Record list:
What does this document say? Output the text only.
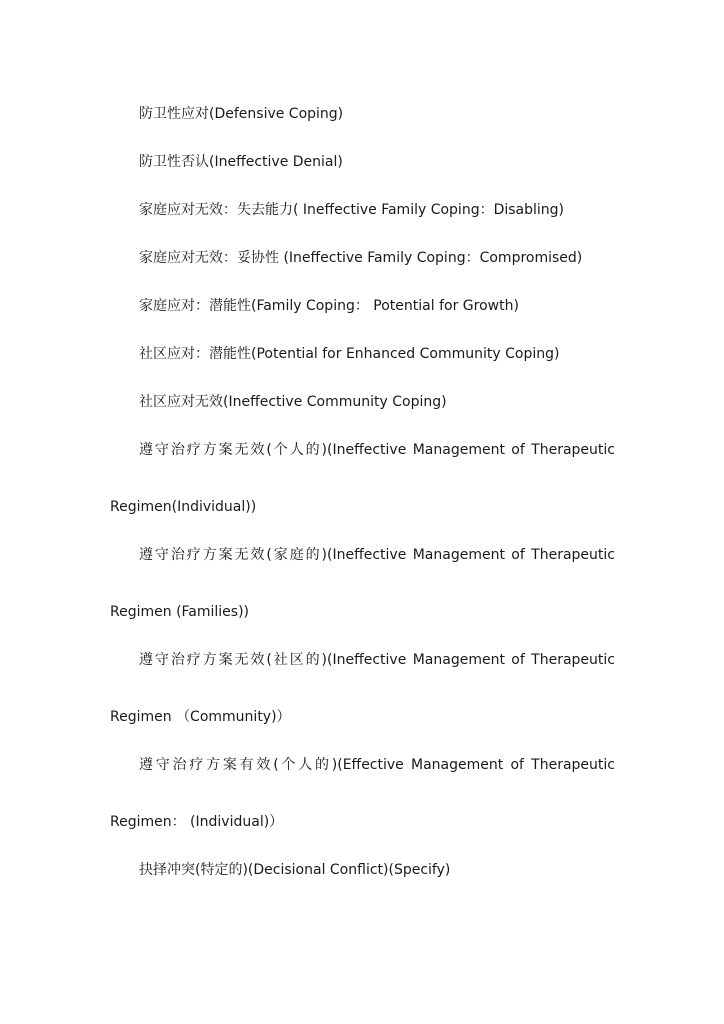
防卫性应对(Defensive Coping)

防卫性否认(Ineffective Denial)

家庭应对无效：失去能力( Ineffective Family Coping：Disabling)

家庭应对无效：妥协性 (Ineffective Family Coping：Compromised)

家庭应对：潜能性(Family Coping： Potential for Growth)

社区应对：潜能性(Potential for Enhanced Community Coping)

社区应对无效(Ineffective Community Coping)

遵守治疗方案无效(个人的)(Ineffective Management of Therapeutic

Regimen(Individual))

遵守治疗方案无效(家庭的)(Ineffective Management of Therapeutic

Regimen (Families))

遵守治疗方案无效(社区的)(Ineffective Management of Therapeutic

Regimen （Community)）

遵守治疗方案有效(个人的)(Effective Management of Therapeutic

Regimen： (Individual)）

抉择冲突(特定的)(Decisional Conflict)(Specify)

Problem description:
Without the pictures, repeat the listing above exactly.

Reply:
What does this document say? Output the text only.
防卫性应对(Defensive Coping)

防卫性否认(Ineffective Denial)

家庭应对无效：失去能力( Ineffective Family Coping：Disabling)

家庭应对无效：妥协性 (Ineffective Family Coping：Compromised)

家庭应对：潜能性(Family Coping： Potential for Growth)

社区应对：潜能性(Potential for Enhanced Community Coping)

社区应对无效(Ineffective Community Coping)

遵守治疗方案无效(个人的)(Ineffective Management of Therapeutic

Regimen(Individual))

遵守治疗方案无效(家庭的)(Ineffective Management of Therapeutic

Regimen (Families))

遵守治疗方案无效(社区的)(Ineffective Management of Therapeutic

Regimen （Community)）

遵守治疗方案有效(个人的)(Effective Management of Therapeutic

Regimen： (Individual)）

抉择冲突(特定的)(Decisional Conflict)(Specify)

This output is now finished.